*Problem requirements*.
Print the records below word for word, but leave out the pictures.

· · · · ·

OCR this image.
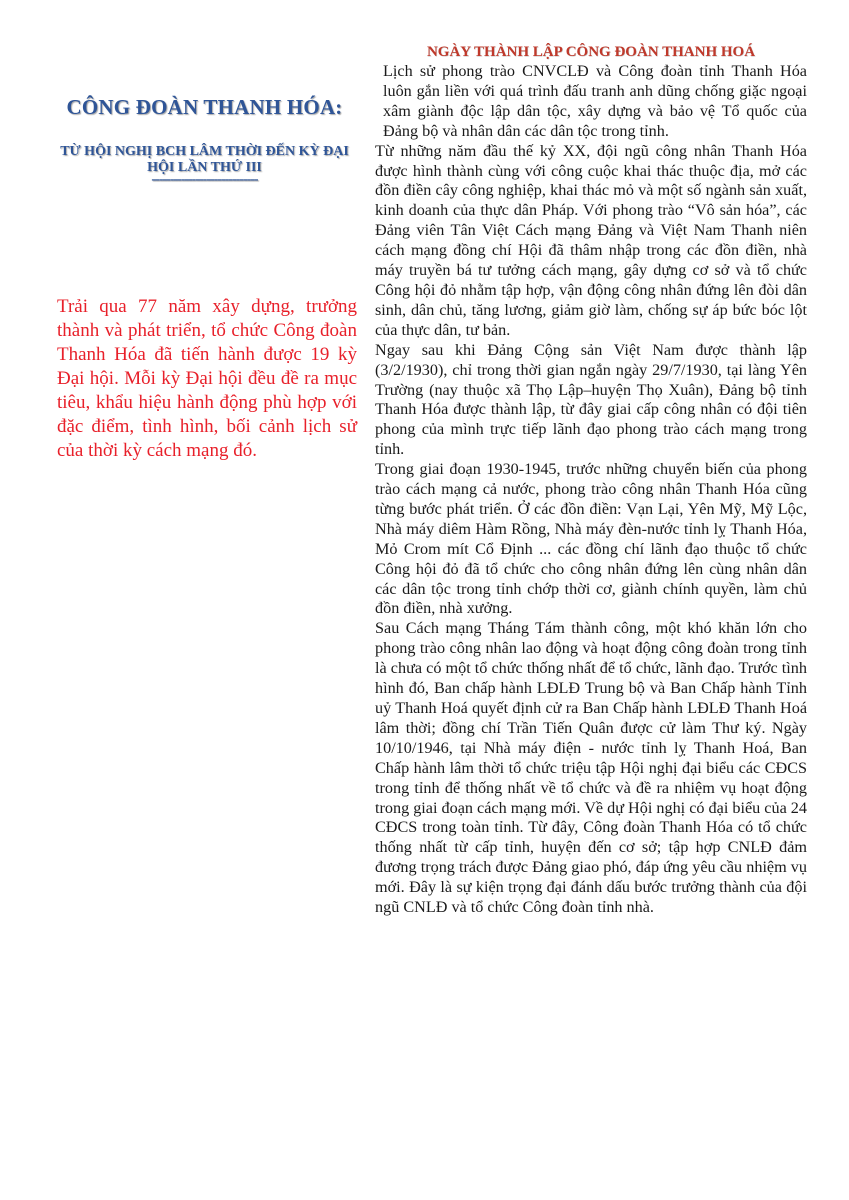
CÔNG ĐOÀN THANH HÓA:
TỪ HỘI NGHỊ BCH LÂM THỜI ĐẾN KỲ ĐẠI HỘI LẦN THỨ III
-----------------------------
Trải qua 77 năm xây dựng, trưởng thành và phát triển, tổ chức Công đoàn Thanh Hóa đã tiến hành được 19 kỳ Đại hội. Mỗi kỳ Đại hội đều đề ra mục tiêu, khẩu hiệu hành động phù hợp với đặc điểm, tình hình, bối cảnh lịch sử của thời kỳ cách mạng đó.
NGÀY THÀNH LẬP CÔNG ĐOÀN THANH HOÁ

Lịch sử phong trào CNVCLĐ và Công đoàn tỉnh Thanh Hóa luôn gắn liền với quá trình đấu tranh anh dũng chống giặc ngoại xâm giành độc lập dân tộc, xây dựng và bảo vệ Tổ quốc của Đảng bộ và nhân dân các dân tộc trong tỉnh.

Từ những năm đầu thế kỷ XX, đội ngũ công nhân Thanh Hóa được hình thành cùng với công cuộc khai thác thuộc địa, mở các đồn điền cây công nghiệp, khai thác mỏ và một số ngành sản xuất, kinh doanh của thực dân Pháp. Với phong trào “Vô sản hóa”, các Đảng viên Tân Việt Cách mạng Đảng và Việt Nam Thanh niên cách mạng đồng chí Hội đã thâm nhập trong các đồn điền, nhà máy truyền bá tư tưởng cách mạng, gây dựng cơ sở và tổ chức Công hội đỏ nhằm tập hợp, vận động công nhân đứng lên đòi dân sinh, dân chủ, tăng lương, giảm giờ làm, chống sự áp bức bóc lột của thực dân, tư bản.

Ngay sau khi Đảng Cộng sản Việt Nam được thành lập (3/2/1930), chỉ trong thời gian ngắn ngày 29/7/1930, tại làng Yên Trường (nay thuộc xã Thọ Lập–huyện Thọ Xuân), Đảng bộ tỉnh Thanh Hóa được thành lập, từ đây giai cấp công nhân có đội tiên phong của mình trực tiếp lãnh đạo phong trào cách mạng trong tỉnh.

Trong giai đoạn 1930-1945, trước những chuyển biến của phong trào cách mạng cả nước, phong trào công nhân Thanh Hóa cũng từng bước phát triển. Ở các đồn điền: Vạn Lại, Yên Mỹ, Mỹ Lộc, Nhà máy diêm Hàm Rồng, Nhà máy đèn-nước tỉnh lỵ Thanh Hóa, Mỏ Crom mít Cổ Định ... các đồng chí lãnh đạo thuộc tổ chức Công hội đỏ đã tổ chức cho công nhân đứng lên cùng nhân dân các dân tộc trong tỉnh chớp thời cơ, giành chính quyền, làm chủ đồn điền, nhà xưởng.

Sau Cách mạng Tháng Tám thành công, một khó khăn lớn cho phong trào công nhân lao động và hoạt động công đoàn trong tỉnh là chưa có một tổ chức thống nhất để tổ chức, lãnh đạo. Trước tình hình đó, Ban chấp hành LĐLĐ Trung bộ và Ban Chấp hành Tỉnh uỷ Thanh Hoá quyết định cử ra Ban Chấp hành LĐLĐ Thanh Hoá lâm thời; đồng chí Trần Tiến Quân được cử làm Thư ký. Ngày 10/10/1946, tại Nhà máy điện - nước tỉnh lỵ Thanh Hoá, Ban Chấp hành lâm thời tổ chức triệu tập Hội nghị đại biểu các CĐCS trong tỉnh để thống nhất về tổ chức và đề ra nhiệm vụ hoạt động trong giai đoạn cách mạng mới. Về dự Hội nghị có đại biểu của 24 CĐCS trong toàn tỉnh. Từ đây, Công đoàn Thanh Hóa có tổ chức thống nhất từ cấp tỉnh, huyện đến cơ sở; tập hợp CNLĐ đảm đương trọng trách được Đảng giao phó, đáp ứng yêu cầu nhiệm vụ mới. Đây là sự kiện trọng đại đánh dấu bước trưởng thành của đội ngũ CNLĐ và tổ chức Công đoàn tỉnh nhà.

· · · · ·

*Result of the task*.
OCR this image.
CÔNG ĐOÀN THANH HÓA:
TỪ HỘI NGHỊ BCH LÂM THỜI ĐẾN KỲ ĐẠI HỘI LẦN THỨ III
-----------------------------
Trải qua 77 năm xây dựng, trưởng thành và phát triển, tổ chức Công đoàn Thanh Hóa đã tiến hành được 19 kỳ Đại hội. Mỗi kỳ Đại hội đều đề ra mục tiêu, khẩu hiệu hành động phù hợp với đặc điểm, tình hình, bối cảnh lịch sử của thời kỳ cách mạng đó.
NGÀY THÀNH LẬP CÔNG ĐOÀN THANH HOÁ

Lịch sử phong trào CNVCLĐ và Công đoàn tỉnh Thanh Hóa luôn gắn liền với quá trình đấu tranh anh dũng chống giặc ngoại xâm giành độc lập dân tộc, xây dựng và bảo vệ Tổ quốc của Đảng bộ và nhân dân các dân tộc trong tỉnh.

Từ những năm đầu thế kỷ XX, đội ngũ công nhân Thanh Hóa được hình thành cùng với công cuộc khai thác thuộc địa, mở các đồn điền cây công nghiệp, khai thác mỏ và một số ngành sản xuất, kinh doanh của thực dân Pháp. Với phong trào “Vô sản hóa”, các Đảng viên Tân Việt Cách mạng Đảng và Việt Nam Thanh niên cách mạng đồng chí Hội đã thâm nhập trong các đồn điền, nhà máy truyền bá tư tưởng cách mạng, gây dựng cơ sở và tổ chức Công hội đỏ nhằm tập hợp, vận động công nhân đứng lên đòi dân sinh, dân chủ, tăng lương, giảm giờ làm, chống sự áp bức bóc lột của thực dân, tư bản.

Ngay sau khi Đảng Cộng sản Việt Nam được thành lập (3/2/1930), chỉ trong thời gian ngắn ngày 29/7/1930, tại làng Yên Trường (nay thuộc xã Thọ Lập–huyện Thọ Xuân), Đảng bộ tỉnh Thanh Hóa được thành lập, từ đây giai cấp công nhân có đội tiên phong của mình trực tiếp lãnh đạo phong trào cách mạng trong tỉnh.

Trong giai đoạn 1930-1945, trước những chuyển biến của phong trào cách mạng cả nước, phong trào công nhân Thanh Hóa cũng từng bước phát triển. Ở các đồn điền: Vạn Lại, Yên Mỹ, Mỹ Lộc, Nhà máy diêm Hàm Rồng, Nhà máy đèn-nước tỉnh lỵ Thanh Hóa, Mỏ Crom mít Cổ Định ... các đồng chí lãnh đạo thuộc tổ chức Công hội đỏ đã tổ chức cho công nhân đứng lên cùng nhân dân các dân tộc trong tỉnh chớp thời cơ, giành chính quyền, làm chủ đồn điền, nhà xưởng.

Sau Cách mạng Tháng Tám thành công, một khó khăn lớn cho phong trào công nhân lao động và hoạt động công đoàn trong tỉnh là chưa có một tổ chức thống nhất để tổ chức, lãnh đạo. Trước tình hình đó, Ban chấp hành LĐLĐ Trung bộ và Ban Chấp hành Tỉnh uỷ Thanh Hoá quyết định cử ra Ban Chấp hành LĐLĐ Thanh Hoá lâm thời; đồng chí Trần Tiến Quân được cử làm Thư ký. Ngày 10/10/1946, tại Nhà máy điện - nước tỉnh lỵ Thanh Hoá, Ban Chấp hành lâm thời tổ chức triệu tập Hội nghị đại biểu các CĐCS trong tỉnh để thống nhất về tổ chức và đề ra nhiệm vụ hoạt động trong giai đoạn cách mạng mới. Về dự Hội nghị có đại biểu của 24 CĐCS trong toàn tỉnh. Từ đây, Công đoàn Thanh Hóa có tổ chức thống nhất từ cấp tỉnh, huyện đến cơ sở; tập hợp CNLĐ đảm đương trọng trách được Đảng giao phó, đáp ứng yêu cầu nhiệm vụ mới. Đây là sự kiện trọng đại đánh dấu bước trưởng thành của đội ngũ CNLĐ và tổ chức Công đoàn tỉnh nhà.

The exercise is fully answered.